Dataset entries
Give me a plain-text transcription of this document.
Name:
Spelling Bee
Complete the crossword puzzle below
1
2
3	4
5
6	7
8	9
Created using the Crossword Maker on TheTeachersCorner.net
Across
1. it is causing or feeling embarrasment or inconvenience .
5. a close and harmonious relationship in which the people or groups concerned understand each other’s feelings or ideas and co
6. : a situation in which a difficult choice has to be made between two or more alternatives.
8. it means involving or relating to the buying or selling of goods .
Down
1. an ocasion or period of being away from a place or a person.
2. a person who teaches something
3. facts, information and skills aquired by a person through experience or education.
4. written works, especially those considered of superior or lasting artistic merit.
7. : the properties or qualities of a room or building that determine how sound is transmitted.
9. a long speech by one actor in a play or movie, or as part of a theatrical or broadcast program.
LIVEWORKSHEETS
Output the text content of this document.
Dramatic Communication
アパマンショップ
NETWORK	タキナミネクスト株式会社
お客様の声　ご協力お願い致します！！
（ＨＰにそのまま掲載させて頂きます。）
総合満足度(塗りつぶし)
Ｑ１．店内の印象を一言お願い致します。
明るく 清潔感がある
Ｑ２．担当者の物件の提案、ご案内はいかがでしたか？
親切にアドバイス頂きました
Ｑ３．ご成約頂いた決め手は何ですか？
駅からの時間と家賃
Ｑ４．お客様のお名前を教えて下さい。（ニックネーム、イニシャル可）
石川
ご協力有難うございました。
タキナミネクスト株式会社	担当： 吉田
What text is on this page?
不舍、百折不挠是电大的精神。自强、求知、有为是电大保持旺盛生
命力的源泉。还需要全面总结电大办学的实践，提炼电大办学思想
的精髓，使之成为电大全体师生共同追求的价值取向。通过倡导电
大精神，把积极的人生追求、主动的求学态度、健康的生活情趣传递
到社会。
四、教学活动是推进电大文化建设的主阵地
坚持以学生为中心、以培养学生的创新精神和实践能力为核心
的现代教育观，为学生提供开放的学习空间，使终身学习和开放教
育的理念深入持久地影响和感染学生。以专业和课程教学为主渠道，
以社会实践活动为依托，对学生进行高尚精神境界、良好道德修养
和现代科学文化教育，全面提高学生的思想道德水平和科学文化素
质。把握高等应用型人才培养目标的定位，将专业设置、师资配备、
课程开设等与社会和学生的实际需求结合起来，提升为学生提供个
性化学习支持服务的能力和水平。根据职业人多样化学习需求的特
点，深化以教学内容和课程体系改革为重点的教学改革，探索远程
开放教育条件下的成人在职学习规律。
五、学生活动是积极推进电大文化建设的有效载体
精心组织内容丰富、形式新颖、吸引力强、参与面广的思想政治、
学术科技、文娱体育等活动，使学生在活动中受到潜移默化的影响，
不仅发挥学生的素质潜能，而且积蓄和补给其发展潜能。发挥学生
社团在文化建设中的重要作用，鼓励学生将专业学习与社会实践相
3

▶ _Task_:
Quote, without any change, each line from the one that contains "What text is on this page?" through the end of the material.

▶ _Task solution_:
What text is on this page?
不舍、百折不挠是电大的精神。自强、求知、有为是电大保持旺盛生
命力的源泉。还需要全面总结电大办学的实践，提炼电大办学思想
的精髓，使之成为电大全体师生共同追求的价值取向。通过倡导电
大精神，把积极的人生追求、主动的求学态度、健康的生活情趣传递
到社会。
四、教学活动是推进电大文化建设的主阵地
坚持以学生为中心、以培养学生的创新精神和实践能力为核心
的现代教育观，为学生提供开放的学习空间，使终身学习和开放教
育的理念深入持久地影响和感染学生。以专业和课程教学为主渠道，
以社会实践活动为依托，对学生进行高尚精神境界、良好道德修养
和现代科学文化教育，全面提高学生的思想道德水平和科学文化素
质。把握高等应用型人才培养目标的定位，将专业设置、师资配备、
课程开设等与社会和学生的实际需求结合起来，提升为学生提供个
性化学习支持服务的能力和水平。根据职业人多样化学习需求的特
点，深化以教学内容和课程体系改革为重点的教学改革，探索远程
开放教育条件下的成人在职学习规律。
五、学生活动是积极推进电大文化建设的有效载体
精心组织内容丰富、形式新颖、吸引力强、参与面广的思想政治、
学术科技、文娱体育等活动，使学生在活动中受到潜移默化的影响，
不仅发挥学生的素质潜能，而且积蓄和补给其发展潜能。发挥学生
社团在文化建设中的重要作用，鼓励学生将专业学习与社会实践相
3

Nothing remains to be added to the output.